### EXTRAIT DU TEXTE
↓

Ce constat de fait s’applique plus que jamais à l’entropie ukrainienne … au fond, une véritable gabegie qui laisse présager deux scénarios : soit une alternance indéfiniment longue des pouvoirs sur fond d’effusions de sang, soit l’élection d’un candidat plus ou moins acceptable (disons modéré) mais qui aura à affronter, de un, des mouvances radicales très actives, de deux, les élans émancipateurs de l’Est. Là encore, le scénario risquerait de dégénérer.

Revenant un peu en arrière, on s’aperçoit que le bloc atlantiste a toujours voulu être plus catholique que le Pape ou, en l’occurrence, plus judéophile que le grand rabbin d’Israël. Il avait la possibilité de confirmer ce positionnement en dénonçant à cor et à cri les autorités autoproclamées de Kiev qui ne se sont senties importunées par Praviy sektor qu’à la suite de ses revendications frondeuses. Comment se fait-il sinon qu’Alexandre Muzychko, alias Sachko Bily, coordinateur du parti ultranationaliste ukrainien qui dès l’exacerbation des mouvements contestataires avait déclaré qu’il combattrait les Juifs et les Russes jusqu’à sa mort, ne fut liquidé que le 24 mars ? Cette liquidation intervient au moment où Praviy sektor s’organisa en parti pour devenir éligible aux élections anticipées de mai.

L’exécution de Muzychko s’inscrit donc dans le cadre très formel d’un conflit d’intérêt et ne relève en aucun cas d’une épuration idéologique motivée par le rejet des courants radicaux.

Faut-il s’en étonner sachant que Praviy sektor, parti que la Rada suprême entend interdire, sera remplacé par des groupes de mercenaires étrangers issus d’une société privée connue sous le nom de Greystones Limited tout autant que sous celui de Blackwater jusqu’en 2009. Comme d’habitude, dans cette tradition de déjà-vu qui nous rendait au début paranoïaque, les intentions énoncées sont (assez) pacifiques. Il serait en effet question, à en croire les gouverneurs des régions de Donetsk et Dniepropetrovsk, d’engager lesdits mercenaires « dans la recherche politique et la protection des services chargés de l’application de la loi ukrainienne pour enquêter sur les leaders et les activistes de mouvements pro-russes indépendantistes ». On sait où ces « travaux de recherche et de protection » ont mené au Moyen-Orient et plus particulièrement en Irak dans les années 2003-2011. Précisons que Greystones est enregistrée dans les Caraïbes et recrute des gens issus de pays très différents. L’organisation a été crée il y a environ 47 ans par les Britanniques.

↑

### TÂCHE DEMANDÉE 1
Relevez chacune des lignes des enregistrements où figure la chaîne « search ».

### ENREGISTREMENTS CONSERVÉS
↓

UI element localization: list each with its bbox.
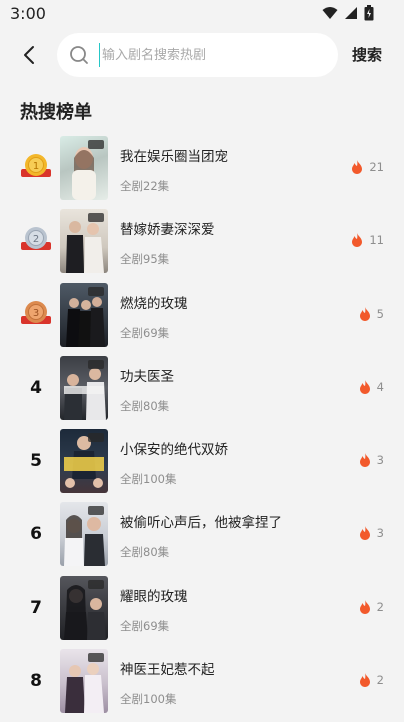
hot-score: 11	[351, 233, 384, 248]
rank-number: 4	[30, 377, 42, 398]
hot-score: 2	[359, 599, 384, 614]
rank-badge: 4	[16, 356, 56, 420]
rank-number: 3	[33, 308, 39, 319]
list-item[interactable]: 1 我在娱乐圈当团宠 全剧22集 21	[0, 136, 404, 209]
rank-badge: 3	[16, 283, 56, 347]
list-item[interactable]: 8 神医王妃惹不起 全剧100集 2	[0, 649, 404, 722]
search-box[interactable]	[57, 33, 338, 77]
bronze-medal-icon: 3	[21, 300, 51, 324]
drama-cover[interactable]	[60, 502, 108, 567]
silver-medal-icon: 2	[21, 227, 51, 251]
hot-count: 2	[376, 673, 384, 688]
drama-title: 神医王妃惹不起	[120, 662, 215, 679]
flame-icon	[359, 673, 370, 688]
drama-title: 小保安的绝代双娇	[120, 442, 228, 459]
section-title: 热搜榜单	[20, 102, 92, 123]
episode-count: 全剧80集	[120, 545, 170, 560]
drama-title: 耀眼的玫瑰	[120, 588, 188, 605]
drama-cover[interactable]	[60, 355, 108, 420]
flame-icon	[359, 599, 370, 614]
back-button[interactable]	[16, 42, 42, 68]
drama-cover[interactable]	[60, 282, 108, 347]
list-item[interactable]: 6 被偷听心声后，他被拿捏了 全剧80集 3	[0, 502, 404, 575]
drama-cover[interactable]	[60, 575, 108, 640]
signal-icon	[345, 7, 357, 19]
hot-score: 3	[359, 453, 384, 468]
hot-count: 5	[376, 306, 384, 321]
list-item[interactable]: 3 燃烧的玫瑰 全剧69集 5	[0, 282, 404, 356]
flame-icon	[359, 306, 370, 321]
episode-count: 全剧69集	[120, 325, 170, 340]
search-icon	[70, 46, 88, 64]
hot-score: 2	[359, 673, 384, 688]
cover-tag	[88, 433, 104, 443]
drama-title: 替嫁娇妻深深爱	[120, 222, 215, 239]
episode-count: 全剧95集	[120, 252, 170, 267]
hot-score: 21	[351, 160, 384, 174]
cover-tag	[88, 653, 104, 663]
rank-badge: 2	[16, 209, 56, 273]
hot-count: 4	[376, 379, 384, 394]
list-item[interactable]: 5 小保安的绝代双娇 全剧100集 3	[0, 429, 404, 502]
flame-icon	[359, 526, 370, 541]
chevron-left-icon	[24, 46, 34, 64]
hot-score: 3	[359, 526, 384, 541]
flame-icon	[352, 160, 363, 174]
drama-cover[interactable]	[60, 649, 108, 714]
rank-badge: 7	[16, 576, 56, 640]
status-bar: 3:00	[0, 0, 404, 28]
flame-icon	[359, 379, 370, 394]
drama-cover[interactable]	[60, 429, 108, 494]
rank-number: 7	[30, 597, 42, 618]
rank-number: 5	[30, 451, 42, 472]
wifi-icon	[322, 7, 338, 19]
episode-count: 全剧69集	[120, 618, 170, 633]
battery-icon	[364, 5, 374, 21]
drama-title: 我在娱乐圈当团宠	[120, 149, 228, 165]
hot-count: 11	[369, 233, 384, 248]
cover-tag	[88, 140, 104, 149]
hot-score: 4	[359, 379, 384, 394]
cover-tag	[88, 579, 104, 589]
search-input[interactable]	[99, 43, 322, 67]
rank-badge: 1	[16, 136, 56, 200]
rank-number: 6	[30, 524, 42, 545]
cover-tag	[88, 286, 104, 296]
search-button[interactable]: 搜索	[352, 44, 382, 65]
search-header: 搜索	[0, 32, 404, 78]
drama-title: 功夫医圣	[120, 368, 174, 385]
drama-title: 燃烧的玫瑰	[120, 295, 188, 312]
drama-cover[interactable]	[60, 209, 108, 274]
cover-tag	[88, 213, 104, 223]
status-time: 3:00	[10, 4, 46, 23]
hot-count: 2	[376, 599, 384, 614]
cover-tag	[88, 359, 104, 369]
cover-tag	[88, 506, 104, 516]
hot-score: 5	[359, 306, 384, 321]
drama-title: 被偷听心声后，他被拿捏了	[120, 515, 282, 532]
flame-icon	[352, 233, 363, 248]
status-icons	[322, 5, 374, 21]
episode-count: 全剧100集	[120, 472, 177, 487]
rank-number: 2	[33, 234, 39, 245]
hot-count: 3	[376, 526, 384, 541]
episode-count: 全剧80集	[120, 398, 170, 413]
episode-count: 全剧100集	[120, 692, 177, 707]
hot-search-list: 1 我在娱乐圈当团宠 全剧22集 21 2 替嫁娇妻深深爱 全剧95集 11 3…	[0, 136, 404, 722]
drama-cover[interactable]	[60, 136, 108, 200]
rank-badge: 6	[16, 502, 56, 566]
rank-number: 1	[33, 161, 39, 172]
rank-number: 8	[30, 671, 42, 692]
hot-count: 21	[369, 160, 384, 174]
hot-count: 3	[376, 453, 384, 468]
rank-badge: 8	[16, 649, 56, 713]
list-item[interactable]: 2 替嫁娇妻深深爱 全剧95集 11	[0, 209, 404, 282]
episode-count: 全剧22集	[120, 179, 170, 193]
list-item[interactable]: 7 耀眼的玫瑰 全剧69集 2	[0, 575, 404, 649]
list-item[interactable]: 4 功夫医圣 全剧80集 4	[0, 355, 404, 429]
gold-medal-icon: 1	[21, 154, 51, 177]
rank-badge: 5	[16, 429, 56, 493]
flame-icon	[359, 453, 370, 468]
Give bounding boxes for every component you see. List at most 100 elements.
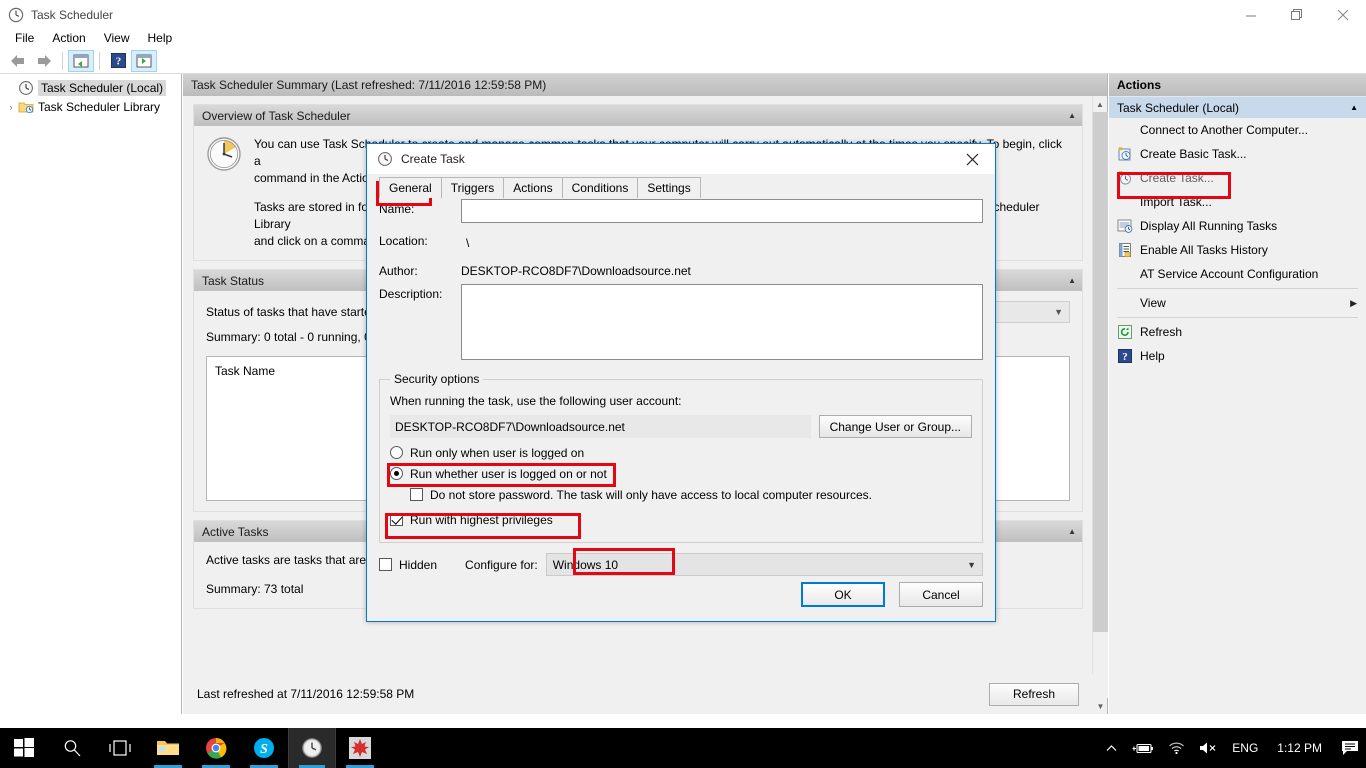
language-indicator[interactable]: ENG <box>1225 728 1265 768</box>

↑

### TÂCHE DEMANDÉE 2
Recopiez à l'identique le passage du texte sur la crise ukrainienne, de « Revenant un peu » à « anticipées de mai. ».

### RÉSULTAT OBTENU 1
search-box[interactable]	[57, 33, 338, 77]
search-icon	[70, 46, 88, 64]
search-input[interactable]	[99, 43, 322, 67]
search-button[interactable]: 搜索	[352, 44, 382, 65]
search-header: 搜索	[0, 32, 404, 78]
hot-search-list: 1 我在娱乐圈当团宠 全剧22集 21 2 替嫁娇妻深深爱 全剧95集 11 3…	[0, 136, 404, 722]

### RÉSULTAT OBTENU 2
Revenant un peu en arrière, on s’aperçoit que le bloc atlantiste a toujours voulu être plus catholique que le Pape ou, en l’occurrence, plus judéophile que le grand rabbin d’Israël. Il avait la possibilité de confirmer ce positionnement en dénonçant à cor et à cri les autorités autoproclamées de Kiev qui ne se sont senties importunées par Praviy sektor qu’à la suite de ses revendications frondeuses. Comment se fait-il sinon qu’Alexandre Muzychko, alias Sachko Bily, coordinateur du parti ultranationaliste ukrainien qui dès l’exacerbation des mouvements contestataires avait déclaré qu’il combattrait les Juifs et les Russes jusqu’à sa mort, ne fut liquidé que le 24 mars ? Cette liquidation intervient au moment où Praviy sektor s’organisa en parti pour devenir éligible aux élections anticipées de mai.